**Task statement**
Copy each line that holds "this".

**Exercise inputs**
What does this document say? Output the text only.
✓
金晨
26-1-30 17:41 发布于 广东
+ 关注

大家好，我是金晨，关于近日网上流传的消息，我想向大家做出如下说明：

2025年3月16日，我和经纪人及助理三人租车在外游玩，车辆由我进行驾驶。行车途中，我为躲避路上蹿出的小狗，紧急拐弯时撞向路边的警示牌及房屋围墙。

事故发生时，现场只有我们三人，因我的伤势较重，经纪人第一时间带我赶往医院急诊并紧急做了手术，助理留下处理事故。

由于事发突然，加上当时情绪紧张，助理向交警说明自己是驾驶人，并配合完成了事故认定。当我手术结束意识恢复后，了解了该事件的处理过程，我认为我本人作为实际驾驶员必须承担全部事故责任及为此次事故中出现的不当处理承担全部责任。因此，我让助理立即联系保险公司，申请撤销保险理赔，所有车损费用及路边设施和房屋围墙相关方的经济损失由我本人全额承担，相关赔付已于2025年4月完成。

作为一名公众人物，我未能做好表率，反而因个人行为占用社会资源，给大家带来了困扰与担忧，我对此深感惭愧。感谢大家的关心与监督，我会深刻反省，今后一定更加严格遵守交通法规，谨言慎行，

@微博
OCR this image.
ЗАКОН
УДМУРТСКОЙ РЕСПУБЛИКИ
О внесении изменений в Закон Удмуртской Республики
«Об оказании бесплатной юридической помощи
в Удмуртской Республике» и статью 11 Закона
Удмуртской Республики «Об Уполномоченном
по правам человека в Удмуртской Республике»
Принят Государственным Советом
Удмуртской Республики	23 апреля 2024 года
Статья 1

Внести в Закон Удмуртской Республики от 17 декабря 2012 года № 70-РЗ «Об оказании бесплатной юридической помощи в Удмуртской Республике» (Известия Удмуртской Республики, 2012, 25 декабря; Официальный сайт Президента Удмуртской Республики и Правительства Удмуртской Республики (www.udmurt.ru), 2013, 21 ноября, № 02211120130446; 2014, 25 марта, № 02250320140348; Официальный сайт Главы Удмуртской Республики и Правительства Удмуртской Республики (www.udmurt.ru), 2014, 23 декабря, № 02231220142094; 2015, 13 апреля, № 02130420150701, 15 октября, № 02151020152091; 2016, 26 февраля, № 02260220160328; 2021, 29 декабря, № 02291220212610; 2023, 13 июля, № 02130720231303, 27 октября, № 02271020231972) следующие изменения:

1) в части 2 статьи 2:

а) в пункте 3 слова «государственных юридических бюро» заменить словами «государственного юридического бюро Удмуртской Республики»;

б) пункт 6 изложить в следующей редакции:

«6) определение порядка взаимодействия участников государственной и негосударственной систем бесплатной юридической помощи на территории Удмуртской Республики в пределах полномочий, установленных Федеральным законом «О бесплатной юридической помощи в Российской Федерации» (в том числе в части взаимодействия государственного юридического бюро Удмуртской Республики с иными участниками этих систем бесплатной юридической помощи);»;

**Exercise solution**
What does this document say? Output the text only.
OCR this image.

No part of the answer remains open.